Return every record verbatim.

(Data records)
####################
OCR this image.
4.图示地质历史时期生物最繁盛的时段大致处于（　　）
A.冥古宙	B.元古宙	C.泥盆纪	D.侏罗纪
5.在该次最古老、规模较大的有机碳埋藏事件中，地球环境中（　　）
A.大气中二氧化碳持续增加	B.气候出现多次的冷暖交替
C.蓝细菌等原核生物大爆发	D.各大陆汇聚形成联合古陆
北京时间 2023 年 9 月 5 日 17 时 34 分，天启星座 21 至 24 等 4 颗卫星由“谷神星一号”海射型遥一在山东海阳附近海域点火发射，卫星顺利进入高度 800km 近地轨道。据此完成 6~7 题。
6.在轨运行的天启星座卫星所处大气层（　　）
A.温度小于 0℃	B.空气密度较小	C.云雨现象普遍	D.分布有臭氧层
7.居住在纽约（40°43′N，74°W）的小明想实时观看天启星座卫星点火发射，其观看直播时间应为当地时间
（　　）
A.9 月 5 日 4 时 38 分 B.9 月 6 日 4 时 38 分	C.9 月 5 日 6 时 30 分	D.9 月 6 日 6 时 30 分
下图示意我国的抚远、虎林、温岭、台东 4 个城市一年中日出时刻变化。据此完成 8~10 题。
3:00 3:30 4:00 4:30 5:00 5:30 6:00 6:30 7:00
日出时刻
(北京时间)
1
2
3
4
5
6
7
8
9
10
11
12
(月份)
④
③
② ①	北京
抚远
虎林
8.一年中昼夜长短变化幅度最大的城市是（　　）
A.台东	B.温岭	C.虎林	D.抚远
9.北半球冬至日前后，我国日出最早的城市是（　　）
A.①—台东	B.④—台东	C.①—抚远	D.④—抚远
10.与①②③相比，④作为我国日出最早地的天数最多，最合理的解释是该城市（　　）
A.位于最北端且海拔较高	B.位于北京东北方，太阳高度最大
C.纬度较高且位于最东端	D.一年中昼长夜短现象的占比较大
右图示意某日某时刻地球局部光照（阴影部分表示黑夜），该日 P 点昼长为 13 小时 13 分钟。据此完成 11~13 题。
####################
Answer to this task:
OCR this image.
4.图示地质历史时期生物最繁盛的时段大致处于（　　）
A.冥古宙	B.元古宙	C.泥盆纪	D.侏罗纪
5.在该次最古老、规模较大的有机碳埋藏事件中，地球环境中（　　）
A.大气中二氧化碳持续增加	B.气候出现多次的冷暖交替
C.蓝细菌等原核生物大爆发	D.各大陆汇聚形成联合古陆
北京时间 2023 年 9 月 5 日 17 时 34 分，天启星座 21 至 24 等 4 颗卫星由“谷神星一号”海射型遥一在山东海阳附近海域点火发射，卫星顺利进入高度 800km 近地轨道。据此完成 6~7 题。
6.在轨运行的天启星座卫星所处大气层（　　）
A.温度小于 0℃	B.空气密度较小	C.云雨现象普遍	D.分布有臭氧层
7.居住在纽约（40°43′N，74°W）的小明想实时观看天启星座卫星点火发射，其观看直播时间应为当地时间
（　　）
A.9 月 5 日 4 时 38 分 B.9 月 6 日 4 时 38 分	C.9 月 5 日 6 时 30 分	D.9 月 6 日 6 时 30 分
下图示意我国的抚远、虎林、温岭、台东 4 个城市一年中日出时刻变化。据此完成 8~10 题。
3:00 3:30 4:00 4:30 5:00 5:30 6:00 6:30 7:00
日出时刻
(北京时间)
1
2
3
4
5
6
7
8
9
10
11
12
(月份)
④
③
② ①	北京
抚远
虎林
8.一年中昼夜长短变化幅度最大的城市是（　　）
A.台东	B.温岭	C.虎林	D.抚远
9.北半球冬至日前后，我国日出最早的城市是（　　）
A.①—台东	B.④—台东	C.①—抚远	D.④—抚远
10.与①②③相比，④作为我国日出最早地的天数最多，最合理的解释是该城市（　　）
A.位于最北端且海拔较高	B.位于北京东北方，太阳高度最大
C.纬度较高且位于最东端	D.一年中昼长夜短现象的占比较大
右图示意某日某时刻地球局部光照（阴影部分表示黑夜），该日 P 点昼长为 13 小时 13 分钟。据此完成 11~13 题。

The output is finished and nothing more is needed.